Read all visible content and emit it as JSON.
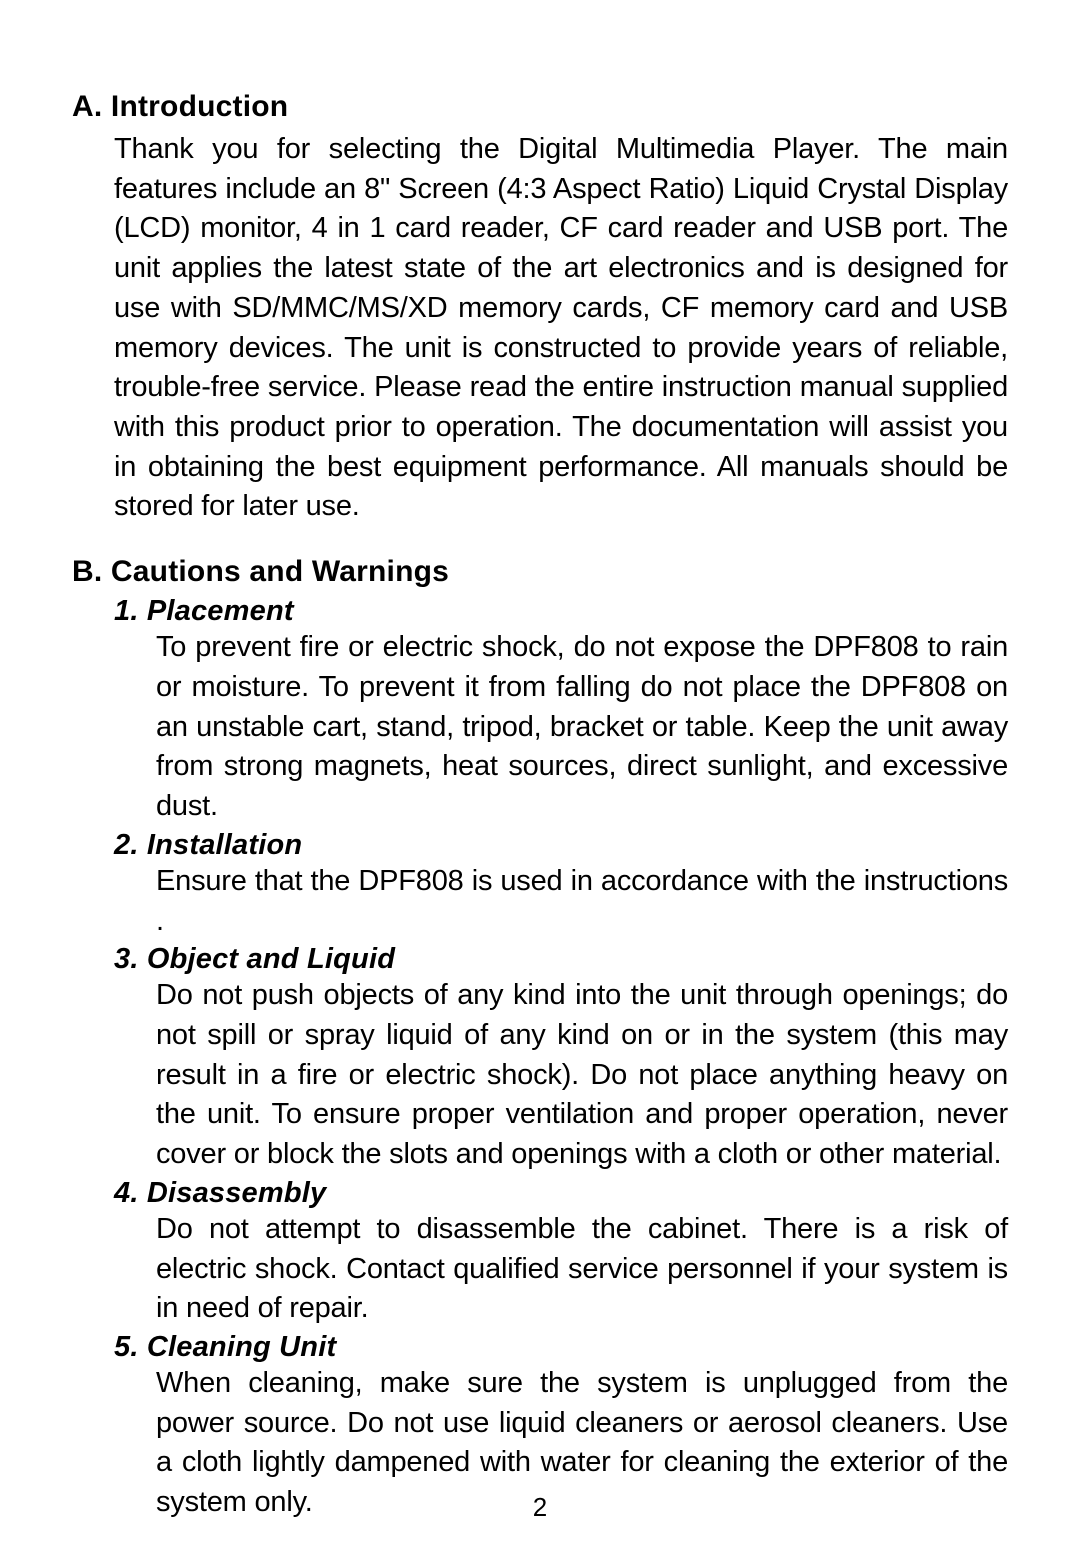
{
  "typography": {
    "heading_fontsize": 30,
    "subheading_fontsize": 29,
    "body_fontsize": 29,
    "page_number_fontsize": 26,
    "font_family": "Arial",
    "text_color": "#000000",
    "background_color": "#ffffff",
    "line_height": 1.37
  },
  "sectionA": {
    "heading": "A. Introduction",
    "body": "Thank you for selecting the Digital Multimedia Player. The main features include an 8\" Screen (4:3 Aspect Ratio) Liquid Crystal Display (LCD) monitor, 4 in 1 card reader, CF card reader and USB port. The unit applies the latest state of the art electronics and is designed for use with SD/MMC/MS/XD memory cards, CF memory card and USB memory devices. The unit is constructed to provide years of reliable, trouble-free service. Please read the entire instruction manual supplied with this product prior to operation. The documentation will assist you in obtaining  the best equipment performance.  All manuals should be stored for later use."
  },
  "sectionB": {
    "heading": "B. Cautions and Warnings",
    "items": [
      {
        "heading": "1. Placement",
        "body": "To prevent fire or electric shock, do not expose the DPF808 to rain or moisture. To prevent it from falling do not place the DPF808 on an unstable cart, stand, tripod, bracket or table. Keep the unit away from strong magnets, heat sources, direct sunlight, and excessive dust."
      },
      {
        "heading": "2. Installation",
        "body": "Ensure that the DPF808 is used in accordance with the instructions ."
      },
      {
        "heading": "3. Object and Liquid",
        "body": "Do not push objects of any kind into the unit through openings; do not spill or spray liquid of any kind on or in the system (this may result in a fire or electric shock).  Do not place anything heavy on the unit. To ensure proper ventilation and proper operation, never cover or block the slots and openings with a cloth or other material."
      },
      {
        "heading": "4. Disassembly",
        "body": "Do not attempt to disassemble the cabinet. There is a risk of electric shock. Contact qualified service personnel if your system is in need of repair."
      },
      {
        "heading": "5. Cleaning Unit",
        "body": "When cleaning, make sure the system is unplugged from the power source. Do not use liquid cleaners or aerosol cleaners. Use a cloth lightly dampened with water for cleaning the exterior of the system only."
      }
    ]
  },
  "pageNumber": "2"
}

────────

## DIRECTIONS FOR THIS TASK
Set out every line from the material that contains the string "with".

## TASK RESPONSE
    "body": "Thank you for selecting the Digital Multimedia Player. The main features include an 8\" Screen (4:3 Aspect Ratio) Liquid Crystal Display (LCD) monitor, 4 in 1 card reader, CF card reader and USB port. The unit applies the latest state of the art electronics and is designed for use with SD/MMC/MS/XD memory cards, CF memory card and USB memory devices. The unit is constructed to provide years of reliable, trouble-free service. Please read the entire instruction manual supplied with this product prior to operation. The documentation will assist you in obtaining  the best equipment performance.  All manuals should be stored for later use."
        "body": "Ensure that the DPF808 is used in accordance with the instructions ."
        "body": "Do not push objects of any kind into the unit through openings; do not spill or spray liquid of any kind on or in the system (this may result in a fire or electric shock).  Do not place anything heavy on the unit. To ensure proper ventilation and proper operation, never cover or block the slots and openings with a cloth or other material."
        "body": "When cleaning, make sure the system is unplugged from the power source. Do not use liquid cleaners or aerosol cleaners. Use a cloth lightly dampened with water for cleaning the exterior of the system only."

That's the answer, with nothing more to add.